**EXERCISE DIRECTIONS:**
Collect the lines of the entries where "соответствии" shows up.

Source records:
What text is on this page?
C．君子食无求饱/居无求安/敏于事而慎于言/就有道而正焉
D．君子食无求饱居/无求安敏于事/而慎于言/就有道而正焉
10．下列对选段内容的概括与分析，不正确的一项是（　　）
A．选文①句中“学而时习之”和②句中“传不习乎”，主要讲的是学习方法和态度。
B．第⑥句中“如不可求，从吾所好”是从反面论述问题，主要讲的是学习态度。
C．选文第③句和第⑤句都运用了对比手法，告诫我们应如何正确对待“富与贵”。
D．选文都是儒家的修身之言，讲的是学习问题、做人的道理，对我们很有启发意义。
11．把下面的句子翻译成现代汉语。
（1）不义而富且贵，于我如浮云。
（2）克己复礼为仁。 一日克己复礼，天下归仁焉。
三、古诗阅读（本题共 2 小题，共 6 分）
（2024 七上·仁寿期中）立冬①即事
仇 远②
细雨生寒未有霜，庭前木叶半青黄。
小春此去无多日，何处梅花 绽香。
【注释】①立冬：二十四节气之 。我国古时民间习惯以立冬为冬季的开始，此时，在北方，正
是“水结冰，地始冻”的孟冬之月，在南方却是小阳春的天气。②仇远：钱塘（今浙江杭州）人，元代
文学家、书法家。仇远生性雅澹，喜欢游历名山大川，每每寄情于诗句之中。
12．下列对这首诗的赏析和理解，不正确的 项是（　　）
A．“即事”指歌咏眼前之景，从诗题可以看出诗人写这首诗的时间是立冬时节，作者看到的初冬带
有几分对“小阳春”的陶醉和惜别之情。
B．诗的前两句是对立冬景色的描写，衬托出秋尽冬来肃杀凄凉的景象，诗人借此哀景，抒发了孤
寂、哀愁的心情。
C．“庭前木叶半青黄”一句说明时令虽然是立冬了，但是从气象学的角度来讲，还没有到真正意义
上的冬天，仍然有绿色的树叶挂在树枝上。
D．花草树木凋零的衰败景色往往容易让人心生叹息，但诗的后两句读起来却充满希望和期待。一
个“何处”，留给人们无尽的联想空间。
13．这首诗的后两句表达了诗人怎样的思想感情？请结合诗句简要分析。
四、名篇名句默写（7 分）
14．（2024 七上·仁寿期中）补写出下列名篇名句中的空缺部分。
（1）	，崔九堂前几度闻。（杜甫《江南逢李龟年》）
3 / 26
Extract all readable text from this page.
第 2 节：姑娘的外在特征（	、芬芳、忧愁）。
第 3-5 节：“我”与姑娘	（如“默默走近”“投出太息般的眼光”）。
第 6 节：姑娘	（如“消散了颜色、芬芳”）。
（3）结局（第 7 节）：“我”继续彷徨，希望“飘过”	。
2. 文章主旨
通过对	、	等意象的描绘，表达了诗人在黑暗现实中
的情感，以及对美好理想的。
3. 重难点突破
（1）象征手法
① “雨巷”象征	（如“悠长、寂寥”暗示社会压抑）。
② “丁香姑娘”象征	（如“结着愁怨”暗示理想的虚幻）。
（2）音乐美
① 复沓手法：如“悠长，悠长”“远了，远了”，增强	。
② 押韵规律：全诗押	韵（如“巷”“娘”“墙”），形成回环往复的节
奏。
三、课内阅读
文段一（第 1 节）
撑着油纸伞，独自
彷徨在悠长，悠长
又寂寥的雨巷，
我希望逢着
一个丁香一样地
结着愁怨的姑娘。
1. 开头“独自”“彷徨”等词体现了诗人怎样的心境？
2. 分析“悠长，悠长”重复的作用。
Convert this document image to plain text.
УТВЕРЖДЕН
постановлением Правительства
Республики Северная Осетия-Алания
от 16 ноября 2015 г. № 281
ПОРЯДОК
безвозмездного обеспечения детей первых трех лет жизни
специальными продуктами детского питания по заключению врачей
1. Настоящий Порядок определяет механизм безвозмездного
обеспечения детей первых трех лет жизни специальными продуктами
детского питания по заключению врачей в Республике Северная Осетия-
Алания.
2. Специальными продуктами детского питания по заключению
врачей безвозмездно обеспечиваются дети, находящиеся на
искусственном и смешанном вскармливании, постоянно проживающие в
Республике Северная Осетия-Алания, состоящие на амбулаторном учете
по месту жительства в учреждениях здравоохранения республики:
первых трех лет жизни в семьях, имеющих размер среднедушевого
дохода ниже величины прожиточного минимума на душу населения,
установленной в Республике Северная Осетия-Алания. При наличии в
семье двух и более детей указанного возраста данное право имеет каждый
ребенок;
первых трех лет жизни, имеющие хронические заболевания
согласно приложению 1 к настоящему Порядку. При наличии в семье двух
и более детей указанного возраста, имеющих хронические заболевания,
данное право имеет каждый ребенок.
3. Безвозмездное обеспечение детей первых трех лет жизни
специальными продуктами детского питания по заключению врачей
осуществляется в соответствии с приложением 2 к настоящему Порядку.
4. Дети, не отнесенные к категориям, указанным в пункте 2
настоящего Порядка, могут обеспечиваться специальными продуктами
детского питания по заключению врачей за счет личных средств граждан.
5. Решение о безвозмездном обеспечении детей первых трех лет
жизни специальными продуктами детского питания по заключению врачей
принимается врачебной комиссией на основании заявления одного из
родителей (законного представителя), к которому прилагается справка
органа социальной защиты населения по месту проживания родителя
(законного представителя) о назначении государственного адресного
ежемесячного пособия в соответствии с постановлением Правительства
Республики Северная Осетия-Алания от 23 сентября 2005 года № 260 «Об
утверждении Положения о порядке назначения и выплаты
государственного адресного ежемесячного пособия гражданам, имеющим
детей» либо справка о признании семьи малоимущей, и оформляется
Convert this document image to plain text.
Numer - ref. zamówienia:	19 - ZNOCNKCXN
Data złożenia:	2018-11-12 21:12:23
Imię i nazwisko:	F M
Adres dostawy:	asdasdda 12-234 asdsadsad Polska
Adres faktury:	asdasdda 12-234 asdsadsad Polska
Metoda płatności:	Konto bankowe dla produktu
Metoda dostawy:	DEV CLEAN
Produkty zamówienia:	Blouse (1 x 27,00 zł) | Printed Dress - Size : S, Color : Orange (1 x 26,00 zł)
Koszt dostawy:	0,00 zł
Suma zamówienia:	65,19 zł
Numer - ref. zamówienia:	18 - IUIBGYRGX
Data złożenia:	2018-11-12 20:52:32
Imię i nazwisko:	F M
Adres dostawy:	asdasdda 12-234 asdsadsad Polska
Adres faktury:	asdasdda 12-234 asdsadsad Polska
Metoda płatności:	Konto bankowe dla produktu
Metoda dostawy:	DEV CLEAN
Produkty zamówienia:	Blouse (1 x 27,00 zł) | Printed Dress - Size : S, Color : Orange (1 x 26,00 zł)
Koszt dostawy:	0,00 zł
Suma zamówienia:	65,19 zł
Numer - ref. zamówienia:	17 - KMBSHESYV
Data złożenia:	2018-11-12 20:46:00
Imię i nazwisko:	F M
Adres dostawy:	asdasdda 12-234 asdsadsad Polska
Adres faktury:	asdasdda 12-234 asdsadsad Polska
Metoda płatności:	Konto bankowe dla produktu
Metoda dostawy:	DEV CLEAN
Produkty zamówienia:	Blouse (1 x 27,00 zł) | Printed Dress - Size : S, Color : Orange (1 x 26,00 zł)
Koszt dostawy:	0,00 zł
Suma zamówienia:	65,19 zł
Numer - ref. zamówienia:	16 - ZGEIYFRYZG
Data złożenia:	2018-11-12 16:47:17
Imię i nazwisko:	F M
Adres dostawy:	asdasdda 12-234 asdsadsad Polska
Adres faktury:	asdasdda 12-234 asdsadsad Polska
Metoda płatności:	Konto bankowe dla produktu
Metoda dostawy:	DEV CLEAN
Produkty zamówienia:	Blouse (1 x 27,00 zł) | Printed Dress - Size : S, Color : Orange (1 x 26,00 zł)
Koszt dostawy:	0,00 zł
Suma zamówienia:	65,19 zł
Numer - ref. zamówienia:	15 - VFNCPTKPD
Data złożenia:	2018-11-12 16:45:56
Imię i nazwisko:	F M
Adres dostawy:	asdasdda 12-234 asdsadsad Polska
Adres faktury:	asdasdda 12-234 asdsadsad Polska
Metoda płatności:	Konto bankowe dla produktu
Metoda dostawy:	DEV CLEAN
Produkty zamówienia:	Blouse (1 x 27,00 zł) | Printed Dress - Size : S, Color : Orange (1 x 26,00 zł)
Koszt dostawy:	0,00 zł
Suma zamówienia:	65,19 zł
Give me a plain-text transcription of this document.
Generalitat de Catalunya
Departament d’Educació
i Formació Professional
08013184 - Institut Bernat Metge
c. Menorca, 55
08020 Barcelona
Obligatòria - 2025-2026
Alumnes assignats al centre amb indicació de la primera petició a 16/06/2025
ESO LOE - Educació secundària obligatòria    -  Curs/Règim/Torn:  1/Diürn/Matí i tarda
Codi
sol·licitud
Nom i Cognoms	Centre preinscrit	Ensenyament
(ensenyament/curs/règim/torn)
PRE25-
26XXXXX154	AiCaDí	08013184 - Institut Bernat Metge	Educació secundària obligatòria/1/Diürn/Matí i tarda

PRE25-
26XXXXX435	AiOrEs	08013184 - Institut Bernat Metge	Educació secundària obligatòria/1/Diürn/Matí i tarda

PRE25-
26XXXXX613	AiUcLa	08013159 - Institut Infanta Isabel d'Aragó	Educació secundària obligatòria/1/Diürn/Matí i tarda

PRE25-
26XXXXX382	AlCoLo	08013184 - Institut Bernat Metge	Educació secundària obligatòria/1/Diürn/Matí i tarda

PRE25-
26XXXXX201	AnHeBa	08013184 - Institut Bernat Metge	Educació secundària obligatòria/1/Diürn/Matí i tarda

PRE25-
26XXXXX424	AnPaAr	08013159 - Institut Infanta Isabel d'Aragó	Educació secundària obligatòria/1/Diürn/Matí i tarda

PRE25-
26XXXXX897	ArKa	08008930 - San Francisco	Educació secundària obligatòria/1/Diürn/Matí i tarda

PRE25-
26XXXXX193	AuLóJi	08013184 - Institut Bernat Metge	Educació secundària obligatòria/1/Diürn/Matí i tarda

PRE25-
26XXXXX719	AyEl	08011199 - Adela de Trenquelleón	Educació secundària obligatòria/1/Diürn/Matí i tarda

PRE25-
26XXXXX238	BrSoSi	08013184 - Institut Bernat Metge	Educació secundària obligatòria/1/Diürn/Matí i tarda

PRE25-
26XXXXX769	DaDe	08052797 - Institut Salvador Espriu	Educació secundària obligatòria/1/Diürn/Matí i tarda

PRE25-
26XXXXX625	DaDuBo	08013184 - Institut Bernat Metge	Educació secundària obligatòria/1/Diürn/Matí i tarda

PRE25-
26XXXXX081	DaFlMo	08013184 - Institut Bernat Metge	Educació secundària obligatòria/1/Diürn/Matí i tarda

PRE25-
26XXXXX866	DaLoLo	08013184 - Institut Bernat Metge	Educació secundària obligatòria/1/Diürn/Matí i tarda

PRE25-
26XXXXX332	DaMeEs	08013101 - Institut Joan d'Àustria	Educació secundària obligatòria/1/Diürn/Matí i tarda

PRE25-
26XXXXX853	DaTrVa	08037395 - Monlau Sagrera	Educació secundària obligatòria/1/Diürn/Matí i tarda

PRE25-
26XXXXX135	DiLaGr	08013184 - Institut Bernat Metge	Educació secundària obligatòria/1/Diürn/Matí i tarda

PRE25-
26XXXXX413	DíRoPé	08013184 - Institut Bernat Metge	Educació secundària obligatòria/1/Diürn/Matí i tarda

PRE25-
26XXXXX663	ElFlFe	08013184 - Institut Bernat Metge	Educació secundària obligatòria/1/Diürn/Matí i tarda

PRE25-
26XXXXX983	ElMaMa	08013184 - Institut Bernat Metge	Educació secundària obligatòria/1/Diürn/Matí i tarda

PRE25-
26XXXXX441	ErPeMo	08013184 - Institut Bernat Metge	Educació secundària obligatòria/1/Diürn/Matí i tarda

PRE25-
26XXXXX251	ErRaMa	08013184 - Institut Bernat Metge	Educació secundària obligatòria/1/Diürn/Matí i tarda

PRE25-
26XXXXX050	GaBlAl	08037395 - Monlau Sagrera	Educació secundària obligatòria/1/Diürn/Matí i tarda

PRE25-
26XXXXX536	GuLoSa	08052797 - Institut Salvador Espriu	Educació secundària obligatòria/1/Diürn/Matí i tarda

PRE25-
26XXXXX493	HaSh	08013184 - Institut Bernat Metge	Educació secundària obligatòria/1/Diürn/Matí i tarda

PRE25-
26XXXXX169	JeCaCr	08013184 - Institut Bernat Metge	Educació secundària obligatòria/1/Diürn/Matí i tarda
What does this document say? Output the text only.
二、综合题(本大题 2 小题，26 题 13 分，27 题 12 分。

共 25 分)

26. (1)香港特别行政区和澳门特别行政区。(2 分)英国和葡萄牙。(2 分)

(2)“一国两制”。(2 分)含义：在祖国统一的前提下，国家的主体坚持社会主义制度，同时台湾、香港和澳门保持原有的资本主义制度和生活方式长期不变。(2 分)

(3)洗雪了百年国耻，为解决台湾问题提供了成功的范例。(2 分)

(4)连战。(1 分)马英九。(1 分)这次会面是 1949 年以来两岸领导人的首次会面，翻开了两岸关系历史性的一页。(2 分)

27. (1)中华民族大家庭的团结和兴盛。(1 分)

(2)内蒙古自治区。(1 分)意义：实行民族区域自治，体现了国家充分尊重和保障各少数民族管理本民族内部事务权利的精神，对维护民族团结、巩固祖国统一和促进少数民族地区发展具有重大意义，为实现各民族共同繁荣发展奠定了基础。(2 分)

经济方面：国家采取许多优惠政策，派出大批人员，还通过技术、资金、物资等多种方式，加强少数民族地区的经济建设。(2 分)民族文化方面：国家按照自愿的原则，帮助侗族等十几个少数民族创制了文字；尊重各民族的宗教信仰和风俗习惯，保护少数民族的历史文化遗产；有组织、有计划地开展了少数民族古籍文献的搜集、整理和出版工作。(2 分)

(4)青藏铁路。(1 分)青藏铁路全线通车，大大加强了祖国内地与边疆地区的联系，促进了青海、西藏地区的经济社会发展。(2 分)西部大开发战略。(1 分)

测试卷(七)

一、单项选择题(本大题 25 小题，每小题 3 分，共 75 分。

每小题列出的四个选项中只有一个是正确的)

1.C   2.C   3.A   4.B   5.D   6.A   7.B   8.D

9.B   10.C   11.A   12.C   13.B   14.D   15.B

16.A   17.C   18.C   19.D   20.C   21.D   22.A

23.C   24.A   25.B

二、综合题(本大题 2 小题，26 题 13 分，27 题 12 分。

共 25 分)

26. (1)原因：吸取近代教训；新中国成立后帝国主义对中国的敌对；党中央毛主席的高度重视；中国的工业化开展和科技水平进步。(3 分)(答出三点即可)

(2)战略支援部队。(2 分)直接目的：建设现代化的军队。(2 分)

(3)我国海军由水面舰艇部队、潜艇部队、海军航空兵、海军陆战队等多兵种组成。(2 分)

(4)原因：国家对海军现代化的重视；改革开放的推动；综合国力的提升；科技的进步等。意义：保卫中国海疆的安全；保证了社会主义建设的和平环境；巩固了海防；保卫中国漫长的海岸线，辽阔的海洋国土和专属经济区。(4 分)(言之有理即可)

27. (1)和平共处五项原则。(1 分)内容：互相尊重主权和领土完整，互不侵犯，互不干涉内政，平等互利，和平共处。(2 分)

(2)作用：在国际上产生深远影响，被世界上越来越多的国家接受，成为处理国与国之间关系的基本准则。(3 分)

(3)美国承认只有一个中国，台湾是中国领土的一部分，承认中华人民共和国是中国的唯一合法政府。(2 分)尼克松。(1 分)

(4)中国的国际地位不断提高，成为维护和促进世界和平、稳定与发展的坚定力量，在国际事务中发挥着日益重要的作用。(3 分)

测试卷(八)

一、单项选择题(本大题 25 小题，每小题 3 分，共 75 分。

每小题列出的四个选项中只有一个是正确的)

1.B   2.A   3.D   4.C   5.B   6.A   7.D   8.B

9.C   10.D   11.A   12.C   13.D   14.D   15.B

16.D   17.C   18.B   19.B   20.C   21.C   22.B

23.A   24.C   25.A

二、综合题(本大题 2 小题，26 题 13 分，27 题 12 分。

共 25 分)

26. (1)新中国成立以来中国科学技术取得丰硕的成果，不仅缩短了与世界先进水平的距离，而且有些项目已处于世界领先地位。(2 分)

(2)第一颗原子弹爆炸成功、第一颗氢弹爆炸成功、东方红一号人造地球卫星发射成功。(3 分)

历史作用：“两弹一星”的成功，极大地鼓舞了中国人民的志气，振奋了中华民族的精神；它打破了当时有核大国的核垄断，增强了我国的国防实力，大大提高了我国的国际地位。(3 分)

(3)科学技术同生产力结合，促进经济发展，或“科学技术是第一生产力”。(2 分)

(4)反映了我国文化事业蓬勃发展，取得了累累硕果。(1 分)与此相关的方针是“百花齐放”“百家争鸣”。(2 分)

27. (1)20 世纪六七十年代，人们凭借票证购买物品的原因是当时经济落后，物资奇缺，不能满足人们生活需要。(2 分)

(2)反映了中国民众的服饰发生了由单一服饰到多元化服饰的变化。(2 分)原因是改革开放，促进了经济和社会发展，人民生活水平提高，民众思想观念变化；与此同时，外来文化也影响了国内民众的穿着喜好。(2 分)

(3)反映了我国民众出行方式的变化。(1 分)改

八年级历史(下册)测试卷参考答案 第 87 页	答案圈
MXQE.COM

**EXPECTED OUTPUT:**
осуществляется в соответствии с приложением 2 к настоящему Порядку.
ежемесячного пособия в соответствии с постановлением Правительства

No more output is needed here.